Exercise prompt = Take every line that has the string "Таблица" and copy it out.

╭─ Task input

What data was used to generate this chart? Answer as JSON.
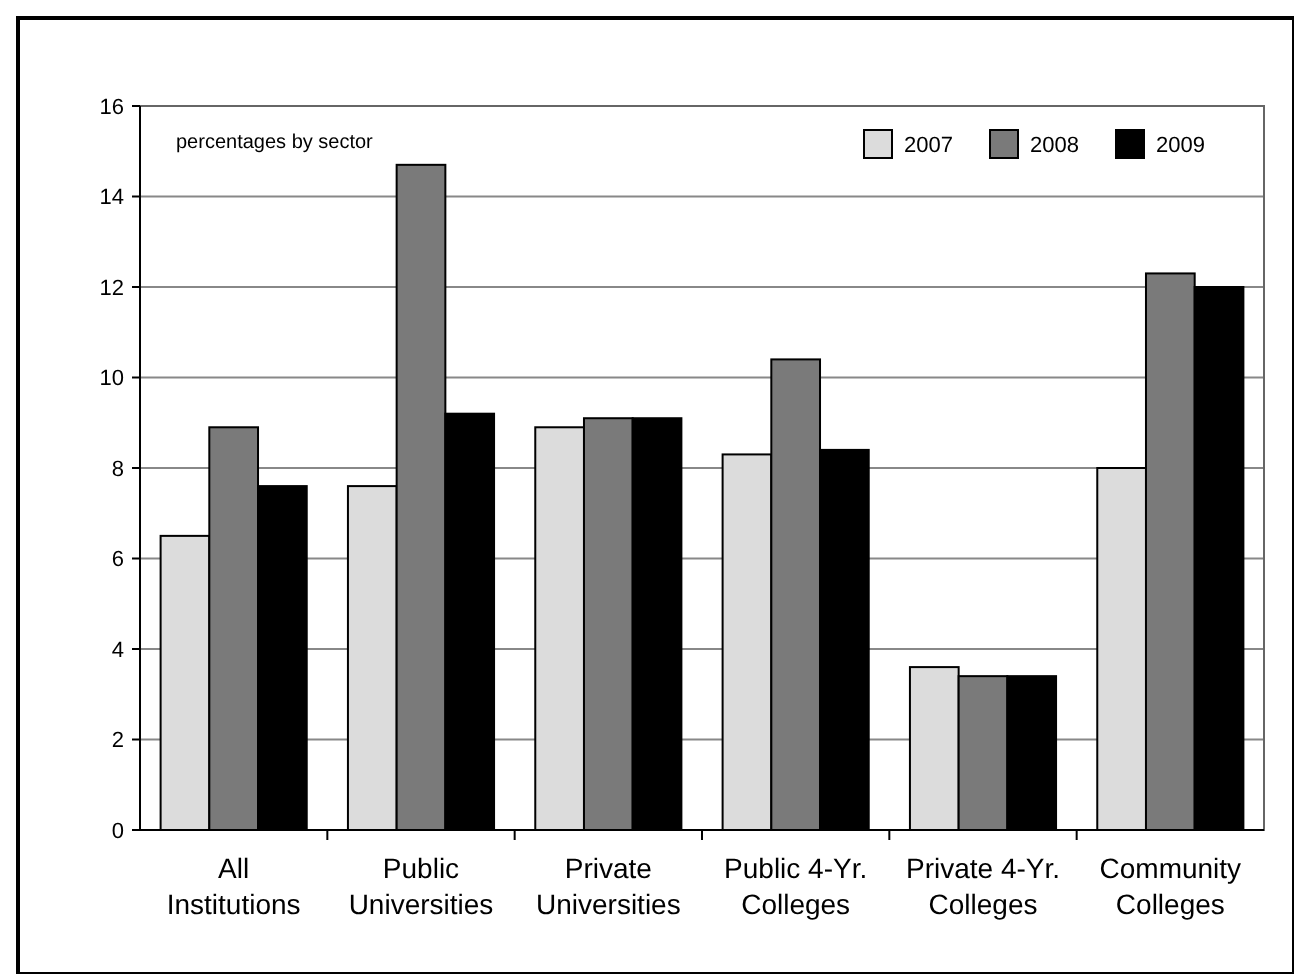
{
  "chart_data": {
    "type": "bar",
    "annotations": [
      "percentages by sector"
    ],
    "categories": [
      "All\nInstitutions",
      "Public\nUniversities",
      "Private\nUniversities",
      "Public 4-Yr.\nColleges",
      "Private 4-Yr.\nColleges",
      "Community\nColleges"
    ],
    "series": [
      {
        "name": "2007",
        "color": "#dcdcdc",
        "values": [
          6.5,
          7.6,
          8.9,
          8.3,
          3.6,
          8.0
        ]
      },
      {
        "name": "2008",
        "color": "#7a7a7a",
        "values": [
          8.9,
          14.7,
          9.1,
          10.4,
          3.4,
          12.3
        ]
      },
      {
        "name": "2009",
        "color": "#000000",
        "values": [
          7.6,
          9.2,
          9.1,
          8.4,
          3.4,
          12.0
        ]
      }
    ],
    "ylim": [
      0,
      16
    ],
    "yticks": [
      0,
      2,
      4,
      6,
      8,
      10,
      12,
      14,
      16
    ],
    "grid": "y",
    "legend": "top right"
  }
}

╰─
╭─ Task input

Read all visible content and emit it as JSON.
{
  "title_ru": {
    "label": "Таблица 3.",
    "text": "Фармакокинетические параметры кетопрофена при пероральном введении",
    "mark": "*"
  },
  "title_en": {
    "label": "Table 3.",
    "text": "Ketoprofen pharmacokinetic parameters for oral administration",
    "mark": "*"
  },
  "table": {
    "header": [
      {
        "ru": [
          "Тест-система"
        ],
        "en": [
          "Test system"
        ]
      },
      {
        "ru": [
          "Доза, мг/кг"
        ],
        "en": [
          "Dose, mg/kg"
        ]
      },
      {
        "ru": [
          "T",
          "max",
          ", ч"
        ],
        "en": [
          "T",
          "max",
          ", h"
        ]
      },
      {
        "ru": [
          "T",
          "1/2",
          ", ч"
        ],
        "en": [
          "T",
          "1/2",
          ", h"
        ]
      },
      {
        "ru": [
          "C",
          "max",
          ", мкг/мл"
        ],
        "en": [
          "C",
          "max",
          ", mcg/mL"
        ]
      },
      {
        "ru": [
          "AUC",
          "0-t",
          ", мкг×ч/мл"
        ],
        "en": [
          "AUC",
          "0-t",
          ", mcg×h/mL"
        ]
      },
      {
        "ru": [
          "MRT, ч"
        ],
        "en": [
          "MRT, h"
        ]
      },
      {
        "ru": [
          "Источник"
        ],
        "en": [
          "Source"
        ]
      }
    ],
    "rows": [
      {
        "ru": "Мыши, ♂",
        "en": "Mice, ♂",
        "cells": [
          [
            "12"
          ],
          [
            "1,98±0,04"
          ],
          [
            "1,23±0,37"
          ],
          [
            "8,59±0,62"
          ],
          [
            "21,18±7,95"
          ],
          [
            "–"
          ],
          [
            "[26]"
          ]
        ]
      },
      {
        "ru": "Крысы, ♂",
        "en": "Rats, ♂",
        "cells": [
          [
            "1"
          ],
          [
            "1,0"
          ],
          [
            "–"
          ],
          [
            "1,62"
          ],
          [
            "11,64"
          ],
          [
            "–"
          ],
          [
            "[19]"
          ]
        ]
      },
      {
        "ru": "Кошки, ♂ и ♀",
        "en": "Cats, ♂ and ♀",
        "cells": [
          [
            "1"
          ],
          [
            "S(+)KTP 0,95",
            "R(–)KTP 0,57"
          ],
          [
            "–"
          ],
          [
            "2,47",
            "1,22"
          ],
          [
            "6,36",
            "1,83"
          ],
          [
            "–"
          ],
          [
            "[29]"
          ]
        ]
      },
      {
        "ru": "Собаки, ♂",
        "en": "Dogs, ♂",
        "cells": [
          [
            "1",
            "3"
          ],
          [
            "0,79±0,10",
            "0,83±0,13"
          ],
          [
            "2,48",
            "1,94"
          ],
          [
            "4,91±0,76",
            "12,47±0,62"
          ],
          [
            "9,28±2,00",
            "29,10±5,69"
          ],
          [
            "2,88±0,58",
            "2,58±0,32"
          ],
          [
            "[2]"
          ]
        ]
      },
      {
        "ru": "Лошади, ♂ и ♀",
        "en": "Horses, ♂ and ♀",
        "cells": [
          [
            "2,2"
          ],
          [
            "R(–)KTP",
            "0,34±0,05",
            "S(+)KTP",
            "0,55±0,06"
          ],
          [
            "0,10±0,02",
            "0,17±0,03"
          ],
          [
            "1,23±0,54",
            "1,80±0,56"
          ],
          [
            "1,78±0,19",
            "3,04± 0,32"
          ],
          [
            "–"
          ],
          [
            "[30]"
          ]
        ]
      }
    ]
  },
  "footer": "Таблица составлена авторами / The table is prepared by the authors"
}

╰─

Exercise answer =
    "label": "Таблица 3.",
  "footer": "Таблица составлена авторами / The table is prepared by the authors"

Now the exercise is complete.